* _Instructions for the task_: Repeat the entire listing exactly.

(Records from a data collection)
※

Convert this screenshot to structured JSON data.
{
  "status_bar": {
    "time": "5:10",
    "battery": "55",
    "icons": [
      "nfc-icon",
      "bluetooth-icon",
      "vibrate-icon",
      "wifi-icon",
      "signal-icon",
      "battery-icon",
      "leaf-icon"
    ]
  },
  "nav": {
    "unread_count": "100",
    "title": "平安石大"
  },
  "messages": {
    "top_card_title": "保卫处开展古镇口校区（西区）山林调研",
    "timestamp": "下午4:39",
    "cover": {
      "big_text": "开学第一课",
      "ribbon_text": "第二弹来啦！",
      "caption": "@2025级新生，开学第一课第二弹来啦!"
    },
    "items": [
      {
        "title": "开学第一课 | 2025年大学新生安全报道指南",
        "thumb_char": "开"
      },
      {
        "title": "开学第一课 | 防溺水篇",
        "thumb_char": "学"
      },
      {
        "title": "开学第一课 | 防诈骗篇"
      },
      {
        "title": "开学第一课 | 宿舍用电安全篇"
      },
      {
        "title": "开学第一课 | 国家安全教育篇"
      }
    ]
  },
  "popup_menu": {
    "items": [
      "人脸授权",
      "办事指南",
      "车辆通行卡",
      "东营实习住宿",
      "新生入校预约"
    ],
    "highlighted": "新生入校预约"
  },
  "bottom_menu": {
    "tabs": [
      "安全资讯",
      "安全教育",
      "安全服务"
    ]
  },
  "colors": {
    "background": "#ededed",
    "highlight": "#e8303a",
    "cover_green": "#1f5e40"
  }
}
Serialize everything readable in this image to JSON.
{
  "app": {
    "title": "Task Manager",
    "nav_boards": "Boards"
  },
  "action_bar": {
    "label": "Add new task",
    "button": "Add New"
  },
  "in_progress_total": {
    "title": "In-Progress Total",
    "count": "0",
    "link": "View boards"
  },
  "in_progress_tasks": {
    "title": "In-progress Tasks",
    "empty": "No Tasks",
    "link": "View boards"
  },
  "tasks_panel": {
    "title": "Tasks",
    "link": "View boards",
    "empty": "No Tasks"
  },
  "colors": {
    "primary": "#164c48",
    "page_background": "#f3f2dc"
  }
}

※

* _Result_:
Convert this screenshot to structured JSON data.
{
  "status_bar": {
    "time": "5:10",
    "battery": "55",
    "icons": [
      "nfc-icon",
      "bluetooth-icon",
      "vibrate-icon",
      "wifi-icon",
      "signal-icon",
      "battery-icon",
      "leaf-icon"
    ]
  },
  "nav": {
    "unread_count": "100",
    "title": "平安石大"
  },
  "messages": {
    "top_card_title": "保卫处开展古镇口校区（西区）山林调研",
    "timestamp": "下午4:39",
    "cover": {
      "big_text": "开学第一课",
      "ribbon_text": "第二弹来啦！",
      "caption": "@2025级新生，开学第一课第二弹来啦!"
    },
    "items": [
      {
        "title": "开学第一课 | 2025年大学新生安全报道指南",
        "thumb_char": "开"
      },
      {
        "title": "开学第一课 | 防溺水篇",
        "thumb_char": "学"
      },
      {
        "title": "开学第一课 | 防诈骗篇"
      },
      {
        "title": "开学第一课 | 宿舍用电安全篇"
      },
      {
        "title": "开学第一课 | 国家安全教育篇"
      }
    ]
  },
  "popup_menu": {
    "items": [
      "人脸授权",
      "办事指南",
      "车辆通行卡",
      "东营实习住宿",
      "新生入校预约"
    ],
    "highlighted": "新生入校预约"
  },
  "bottom_menu": {
    "tabs": [
      "安全资讯",
      "安全教育",
      "安全服务"
    ]
  },
  "colors": {
    "background": "#ededed",
    "highlight": "#e8303a",
    "cover_green": "#1f5e40"
  }
}
Serialize everything readable in this image to JSON.
{
  "app": {
    "title": "Task Manager",
    "nav_boards": "Boards"
  },
  "action_bar": {
    "label": "Add new task",
    "button": "Add New"
  },
  "in_progress_total": {
    "title": "In-Progress Total",
    "count": "0",
    "link": "View boards"
  },
  "in_progress_tasks": {
    "title": "In-progress Tasks",
    "empty": "No Tasks",
    "link": "View boards"
  },
  "tasks_panel": {
    "title": "Tasks",
    "link": "View boards",
    "empty": "No Tasks"
  },
  "colors": {
    "primary": "#164c48",
    "page_background": "#f3f2dc"
  }
}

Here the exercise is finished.